WHAT IS BEING ASKED =>
Set out each line from the following listing that includes the word "notre".

Collected data
+-------+
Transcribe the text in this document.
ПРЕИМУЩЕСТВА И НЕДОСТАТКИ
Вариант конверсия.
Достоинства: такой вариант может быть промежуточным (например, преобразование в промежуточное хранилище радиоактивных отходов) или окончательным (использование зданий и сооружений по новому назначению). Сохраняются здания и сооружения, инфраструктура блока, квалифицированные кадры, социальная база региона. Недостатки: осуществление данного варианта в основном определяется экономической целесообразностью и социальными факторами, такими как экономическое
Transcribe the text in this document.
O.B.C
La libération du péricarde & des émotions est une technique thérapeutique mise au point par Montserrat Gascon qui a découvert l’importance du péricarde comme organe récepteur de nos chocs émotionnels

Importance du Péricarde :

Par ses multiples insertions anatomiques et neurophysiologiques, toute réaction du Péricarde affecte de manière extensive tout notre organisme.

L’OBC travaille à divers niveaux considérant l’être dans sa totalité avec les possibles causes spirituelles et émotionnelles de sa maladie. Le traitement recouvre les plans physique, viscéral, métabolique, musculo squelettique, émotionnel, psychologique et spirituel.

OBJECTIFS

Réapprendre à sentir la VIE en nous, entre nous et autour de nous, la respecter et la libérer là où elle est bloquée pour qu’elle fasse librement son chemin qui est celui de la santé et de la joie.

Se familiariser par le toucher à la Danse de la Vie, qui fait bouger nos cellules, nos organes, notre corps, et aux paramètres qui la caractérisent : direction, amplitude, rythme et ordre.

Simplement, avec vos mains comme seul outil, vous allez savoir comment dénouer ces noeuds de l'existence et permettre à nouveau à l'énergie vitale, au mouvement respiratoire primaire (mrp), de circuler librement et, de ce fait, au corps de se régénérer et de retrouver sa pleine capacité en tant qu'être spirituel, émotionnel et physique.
+-------+
SOLUTION FOR THIS EXERCISE =>
Par ses multiples insertions anatomiques et neurophysiologiques, toute réaction du Péricarde affecte de manière extensive tout notre organisme.
Se familiariser par le toucher à la Danse de la Vie, qui fait bouger nos cellules, nos organes, notre corps, et aux paramètres qui la caractérisent : direction, amplitude, rythme et ordre.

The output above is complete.